Dataset rows about figures
= = = = = = =

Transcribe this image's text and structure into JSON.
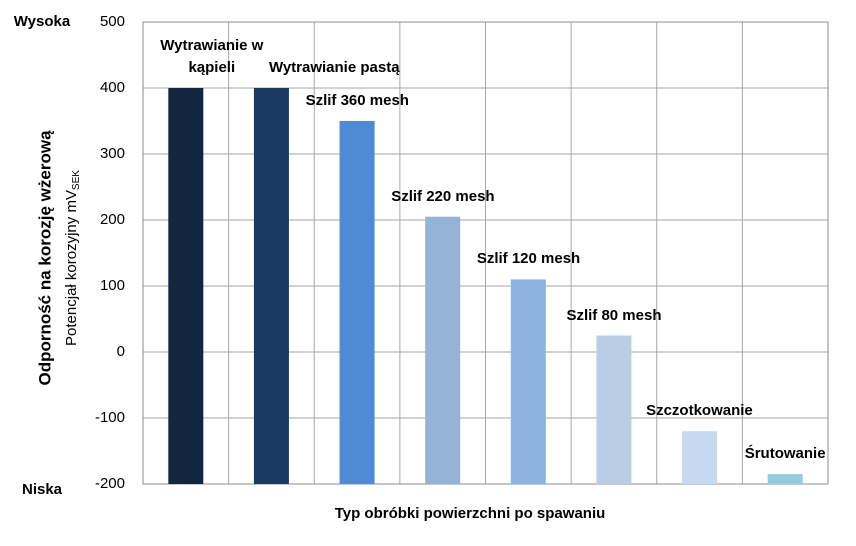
{
  "chart_data": {
    "type": "bar",
    "ylabel": "Odporność na korozję wżerową",
    "ylabel2": "Potencjał korozyjny mV",
    "ylabel2_sub": "SEK",
    "high_label": "Wysoka",
    "low_label": "Niska",
    "xlabel": "Typ obróbki powierzchni po spawaniu",
    "categories": [
      "Wytrawianie w kąpieli",
      "Wytrawianie pastą",
      "Szlif 360 mesh",
      "Szlif 220 mesh",
      "Szlif 120 mesh",
      "Szlif 80 mesh",
      "Szczotkowanie",
      "Śrutowanie"
    ],
    "values": [
      400,
      400,
      350,
      205,
      110,
      25,
      -120,
      -185
    ],
    "colors": [
      "#13263f",
      "#1b3a63",
      "#4f8ad6",
      "#95b3d7",
      "#8db3e2",
      "#b9cde5",
      "#c6d9f1",
      "#93cddd"
    ],
    "ylim": [
      -200,
      500
    ],
    "yticks": [
      -200,
      -100,
      0,
      100,
      200,
      300,
      400,
      500
    ],
    "grid": true
  }
}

= = = = = = =

Written task: Reproduce every line of the material precisely, omitting its pictures.

Answer in full:
Transcribe this image's text and structure into JSON.
{
  "chart_data": {
    "type": "bar",
    "ylabel": "Odporność na korozję wżerową",
    "ylabel2": "Potencjał korozyjny mV",
    "ylabel2_sub": "SEK",
    "high_label": "Wysoka",
    "low_label": "Niska",
    "xlabel": "Typ obróbki powierzchni po spawaniu",
    "categories": [
      "Wytrawianie w kąpieli",
      "Wytrawianie pastą",
      "Szlif 360 mesh",
      "Szlif 220 mesh",
      "Szlif 120 mesh",
      "Szlif 80 mesh",
      "Szczotkowanie",
      "Śrutowanie"
    ],
    "values": [
      400,
      400,
      350,
      205,
      110,
      25,
      -120,
      -185
    ],
    "colors": [
      "#13263f",
      "#1b3a63",
      "#4f8ad6",
      "#95b3d7",
      "#8db3e2",
      "#b9cde5",
      "#c6d9f1",
      "#93cddd"
    ],
    "ylim": [
      -200,
      500
    ],
    "yticks": [
      -200,
      -100,
      0,
      100,
      200,
      300,
      400,
      500
    ],
    "grid": true
  }
}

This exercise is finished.